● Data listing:
● ● ●

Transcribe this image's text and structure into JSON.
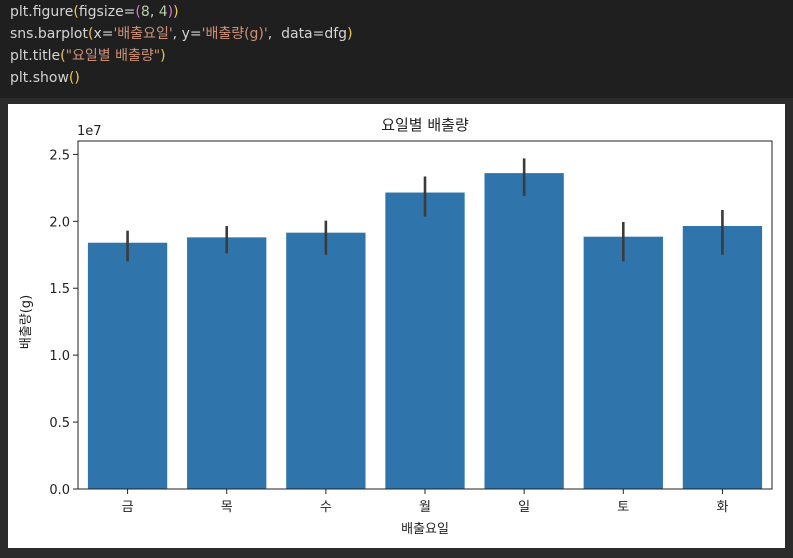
{
  "code": {
    "line1": [
      "plt.figure",
      "(",
      "figsize=",
      "(",
      "8",
      ", ",
      "4",
      ")",
      ")"
    ],
    "line2": [
      "sns.barplot",
      "(",
      "x=",
      "'배출요일'",
      ", y=",
      "'배출량(g)'",
      ",  data=dfg",
      ")"
    ],
    "line3": [
      "plt.title",
      "(",
      "\"요일별 배출량\"",
      ")"
    ],
    "line4": [
      "plt.show",
      "()"
    ]
  },
  "colors": {
    "bar": "#2f74aa",
    "errorbar": "#3b3b3b"
  },
  "chart_data": {
    "type": "bar",
    "title": "요일별 배출량",
    "xlabel": "배출요일",
    "ylabel": "배출량(g)",
    "y_offset_text": "1e7",
    "ylim": [
      0,
      26000000
    ],
    "yticks": [
      0,
      5000000,
      10000000,
      15000000,
      20000000,
      25000000
    ],
    "ytick_labels": [
      "0.0",
      "0.5",
      "1.0",
      "1.5",
      "2.0",
      "2.5"
    ],
    "categories": [
      "금",
      "목",
      "수",
      "월",
      "일",
      "토",
      "화"
    ],
    "values": [
      18400000,
      18800000,
      19150000,
      22150000,
      23600000,
      18850000,
      19650000
    ],
    "error_low": [
      17000000,
      17600000,
      17500000,
      20350000,
      21900000,
      17000000,
      17500000
    ],
    "error_high": [
      19300000,
      19650000,
      20050000,
      23350000,
      24700000,
      19950000,
      20850000
    ],
    "grid": false,
    "legend": "none"
  }
}
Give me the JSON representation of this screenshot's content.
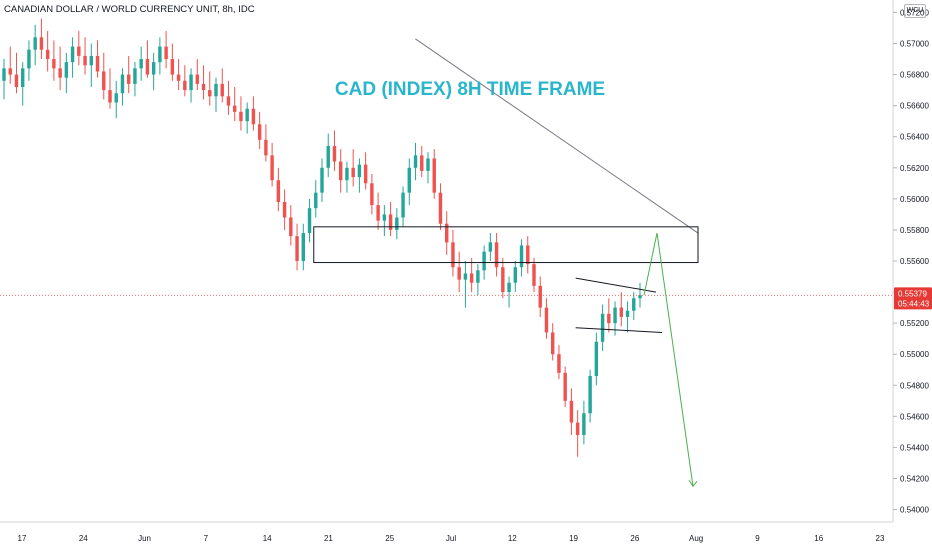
{
  "header": {
    "symbol_line": "CANADIAN DOLLAR / WORLD CURRENCY UNIT, 8h, IDC",
    "badge": "WCU"
  },
  "chart_data": {
    "type": "candlestick",
    "title": "CAD (INDEX) 8H TIME FRAME",
    "title_color": "#29b6cc",
    "y_ticks": [
      "0.57200",
      "0.57000",
      "0.56800",
      "0.56600",
      "0.56400",
      "0.56200",
      "0.56000",
      "0.55800",
      "0.55600",
      "0.55400",
      "0.55200",
      "0.55000",
      "0.54800",
      "0.54600",
      "0.54400",
      "0.54200",
      "0.54000"
    ],
    "x_ticks": [
      "17",
      "24",
      "Jun",
      "7",
      "14",
      "21",
      "25",
      "Jul",
      "12",
      "19",
      "26",
      "Aug",
      "9",
      "16",
      "23"
    ],
    "ylim": [
      0.5392,
      0.5728
    ],
    "current_price": {
      "value": "0.55379",
      "countdown": "05:44:43",
      "color": "#e53935"
    },
    "colors": {
      "up": "#26a69a",
      "down": "#ef5350"
    },
    "candles": [
      [
        0.5676,
        0.569,
        0.5664,
        0.5684
      ],
      [
        0.5684,
        0.5698,
        0.5674,
        0.568
      ],
      [
        0.568,
        0.5694,
        0.5668,
        0.5672
      ],
      [
        0.5672,
        0.5688,
        0.566,
        0.5684
      ],
      [
        0.5684,
        0.5702,
        0.5676,
        0.5696
      ],
      [
        0.5696,
        0.5712,
        0.5686,
        0.5704
      ],
      [
        0.5704,
        0.5716,
        0.569,
        0.5696
      ],
      [
        0.5696,
        0.5708,
        0.5682,
        0.569
      ],
      [
        0.569,
        0.5702,
        0.5676,
        0.5684
      ],
      [
        0.5684,
        0.5698,
        0.567,
        0.5678
      ],
      [
        0.5678,
        0.5694,
        0.5668,
        0.5688
      ],
      [
        0.5688,
        0.5704,
        0.5678,
        0.5698
      ],
      [
        0.5698,
        0.5708,
        0.5686,
        0.5692
      ],
      [
        0.5692,
        0.5704,
        0.568,
        0.5686
      ],
      [
        0.5686,
        0.57,
        0.5672,
        0.5692
      ],
      [
        0.5692,
        0.5702,
        0.5678,
        0.5682
      ],
      [
        0.5682,
        0.5694,
        0.5664,
        0.567
      ],
      [
        0.567,
        0.5684,
        0.5658,
        0.5662
      ],
      [
        0.5662,
        0.5676,
        0.5652,
        0.5668
      ],
      [
        0.5668,
        0.5684,
        0.566,
        0.568
      ],
      [
        0.568,
        0.5692,
        0.5668,
        0.5674
      ],
      [
        0.5674,
        0.5688,
        0.5666,
        0.5684
      ],
      [
        0.5684,
        0.5698,
        0.5676,
        0.569
      ],
      [
        0.569,
        0.5702,
        0.5678,
        0.568
      ],
      [
        0.568,
        0.5694,
        0.567,
        0.5688
      ],
      [
        0.5688,
        0.5704,
        0.568,
        0.5698
      ],
      [
        0.5698,
        0.5708,
        0.5684,
        0.569
      ],
      [
        0.569,
        0.57,
        0.5676,
        0.568
      ],
      [
        0.568,
        0.569,
        0.567,
        0.5676
      ],
      [
        0.5676,
        0.5686,
        0.5666,
        0.567
      ],
      [
        0.567,
        0.5684,
        0.5662,
        0.568
      ],
      [
        0.568,
        0.569,
        0.567,
        0.5674
      ],
      [
        0.5674,
        0.5686,
        0.5664,
        0.567
      ],
      [
        0.567,
        0.5682,
        0.566,
        0.5666
      ],
      [
        0.5666,
        0.5678,
        0.5656,
        0.5674
      ],
      [
        0.5674,
        0.5684,
        0.5662,
        0.5666
      ],
      [
        0.5666,
        0.5676,
        0.5654,
        0.566
      ],
      [
        0.566,
        0.5672,
        0.565,
        0.5656
      ],
      [
        0.5656,
        0.5666,
        0.5644,
        0.565
      ],
      [
        0.565,
        0.5662,
        0.5642,
        0.5658
      ],
      [
        0.5658,
        0.5666,
        0.5644,
        0.5648
      ],
      [
        0.5648,
        0.5656,
        0.5632,
        0.5638
      ],
      [
        0.5638,
        0.5648,
        0.5624,
        0.5628
      ],
      [
        0.5628,
        0.5636,
        0.5608,
        0.5612
      ],
      [
        0.5612,
        0.562,
        0.5592,
        0.5598
      ],
      [
        0.5598,
        0.5606,
        0.558,
        0.5588
      ],
      [
        0.5588,
        0.5596,
        0.557,
        0.5576
      ],
      [
        0.5576,
        0.5584,
        0.5554,
        0.556
      ],
      [
        0.556,
        0.5584,
        0.5554,
        0.5578
      ],
      [
        0.5578,
        0.56,
        0.5572,
        0.5594
      ],
      [
        0.5594,
        0.5612,
        0.5588,
        0.5604
      ],
      [
        0.5604,
        0.5626,
        0.5598,
        0.562
      ],
      [
        0.562,
        0.5642,
        0.5614,
        0.5634
      ],
      [
        0.5634,
        0.5644,
        0.5618,
        0.5624
      ],
      [
        0.5624,
        0.5632,
        0.5604,
        0.5612
      ],
      [
        0.5612,
        0.5624,
        0.5604,
        0.562
      ],
      [
        0.562,
        0.5632,
        0.5608,
        0.5614
      ],
      [
        0.5614,
        0.5626,
        0.5604,
        0.5622
      ],
      [
        0.5622,
        0.563,
        0.5606,
        0.561
      ],
      [
        0.561,
        0.5616,
        0.559,
        0.5596
      ],
      [
        0.5596,
        0.5604,
        0.558,
        0.5586
      ],
      [
        0.5586,
        0.5596,
        0.5576,
        0.559
      ],
      [
        0.559,
        0.5598,
        0.5576,
        0.558
      ],
      [
        0.558,
        0.5594,
        0.5574,
        0.5588
      ],
      [
        0.5588,
        0.5608,
        0.5582,
        0.5604
      ],
      [
        0.5604,
        0.5626,
        0.5596,
        0.562
      ],
      [
        0.562,
        0.5636,
        0.5612,
        0.5628
      ],
      [
        0.5628,
        0.5634,
        0.5614,
        0.5618
      ],
      [
        0.5618,
        0.563,
        0.561,
        0.5626
      ],
      [
        0.5626,
        0.5632,
        0.56,
        0.5604
      ],
      [
        0.5604,
        0.561,
        0.558,
        0.5584
      ],
      [
        0.5584,
        0.5592,
        0.5564,
        0.5572
      ],
      [
        0.5572,
        0.558,
        0.555,
        0.5556
      ],
      [
        0.5556,
        0.5566,
        0.554,
        0.5548
      ],
      [
        0.5548,
        0.556,
        0.553,
        0.5552
      ],
      [
        0.5552,
        0.5562,
        0.554,
        0.5546
      ],
      [
        0.5546,
        0.5558,
        0.5538,
        0.5554
      ],
      [
        0.5554,
        0.557,
        0.5548,
        0.5566
      ],
      [
        0.5566,
        0.5578,
        0.556,
        0.5572
      ],
      [
        0.5572,
        0.5578,
        0.555,
        0.5556
      ],
      [
        0.5556,
        0.5562,
        0.5536,
        0.554
      ],
      [
        0.554,
        0.555,
        0.553,
        0.5546
      ],
      [
        0.5546,
        0.556,
        0.554,
        0.5556
      ],
      [
        0.5556,
        0.5574,
        0.555,
        0.557
      ],
      [
        0.557,
        0.5576,
        0.5552,
        0.5558
      ],
      [
        0.5558,
        0.5562,
        0.554,
        0.5544
      ],
      [
        0.5544,
        0.555,
        0.5524,
        0.553
      ],
      [
        0.553,
        0.5536,
        0.551,
        0.5514
      ],
      [
        0.5514,
        0.552,
        0.5496,
        0.55
      ],
      [
        0.55,
        0.5506,
        0.5484,
        0.5488
      ],
      [
        0.5488,
        0.5492,
        0.5466,
        0.547
      ],
      [
        0.547,
        0.5478,
        0.5448,
        0.5456
      ],
      [
        0.5456,
        0.5464,
        0.5434,
        0.5448
      ],
      [
        0.5448,
        0.547,
        0.5442,
        0.5462
      ],
      [
        0.5462,
        0.549,
        0.5456,
        0.5486
      ],
      [
        0.5486,
        0.5514,
        0.548,
        0.5508
      ],
      [
        0.5508,
        0.5532,
        0.5502,
        0.5526
      ],
      [
        0.5526,
        0.5536,
        0.5514,
        0.552
      ],
      [
        0.552,
        0.5534,
        0.5512,
        0.553
      ],
      [
        0.553,
        0.554,
        0.5518,
        0.5524
      ],
      [
        0.5524,
        0.5534,
        0.5514,
        0.5528
      ],
      [
        0.5528,
        0.554,
        0.5522,
        0.5536
      ],
      [
        0.5536,
        0.5546,
        0.553,
        0.5538
      ]
    ],
    "drawings": {
      "trendline": {
        "start": [
          0.0,
          0.5703
        ],
        "end": [
          1.0,
          0.5578
        ],
        "color": "#787b86"
      },
      "zone": {
        "top": 0.5582,
        "bottom": 0.5559,
        "color": "#131722"
      },
      "flag_upper": {
        "from": 0.5549,
        "to": 0.554
      },
      "flag_lower": {
        "from": 0.5517,
        "to": 0.5514
      },
      "projection": {
        "points": [
          0.5538,
          0.5578,
          0.5415
        ],
        "color": "#4caf50"
      }
    }
  }
}
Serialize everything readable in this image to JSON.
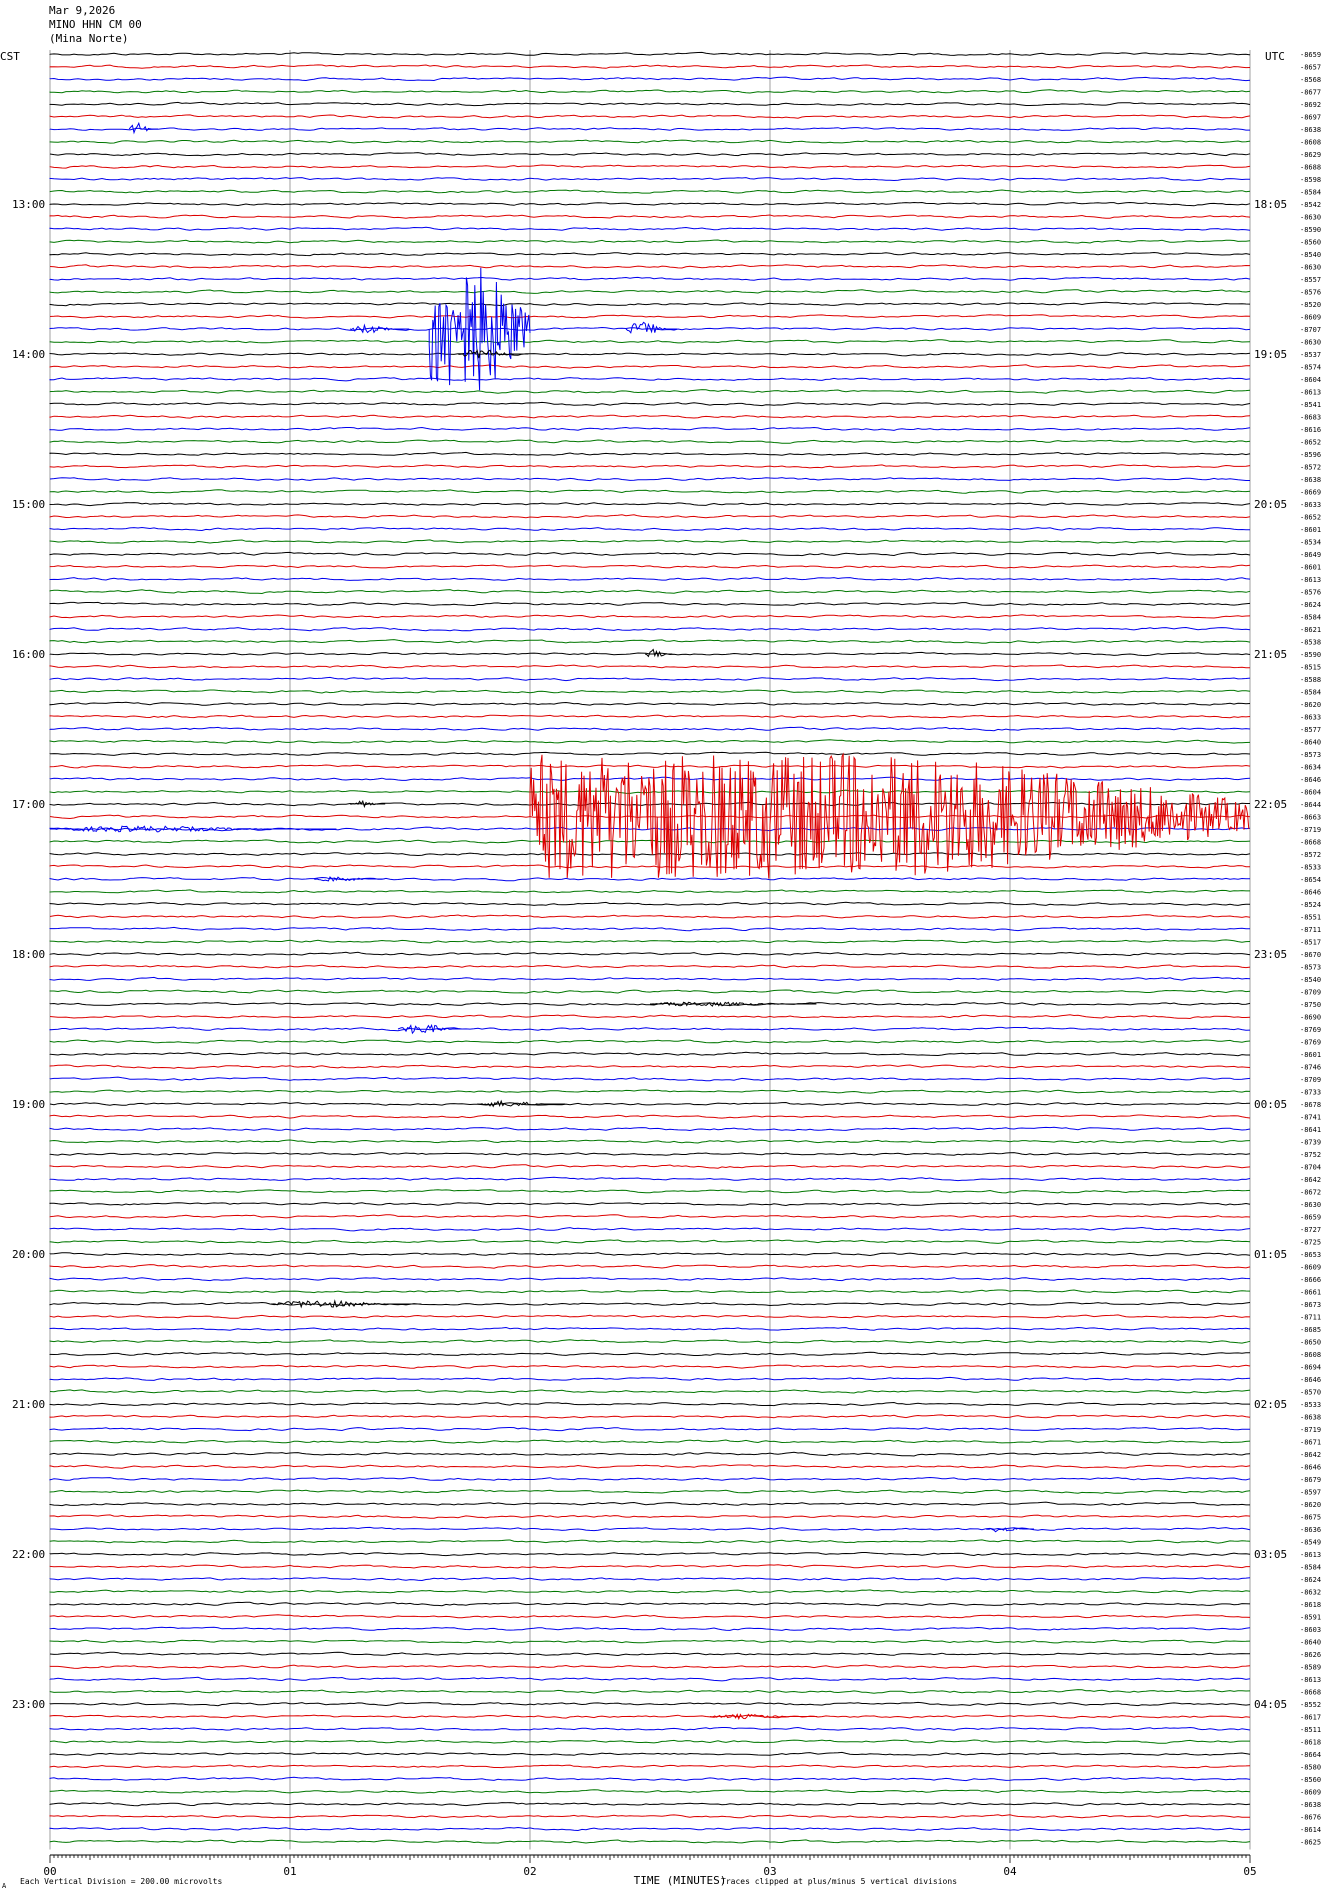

● ● ●

Read the entries and select each line where the word "this" is found.

● RESPONSE:
Transcribe this image's text and structure into JSON.
Give me the JSON representation of this screenshot's content.
Serialize everything readable in this image to JSON.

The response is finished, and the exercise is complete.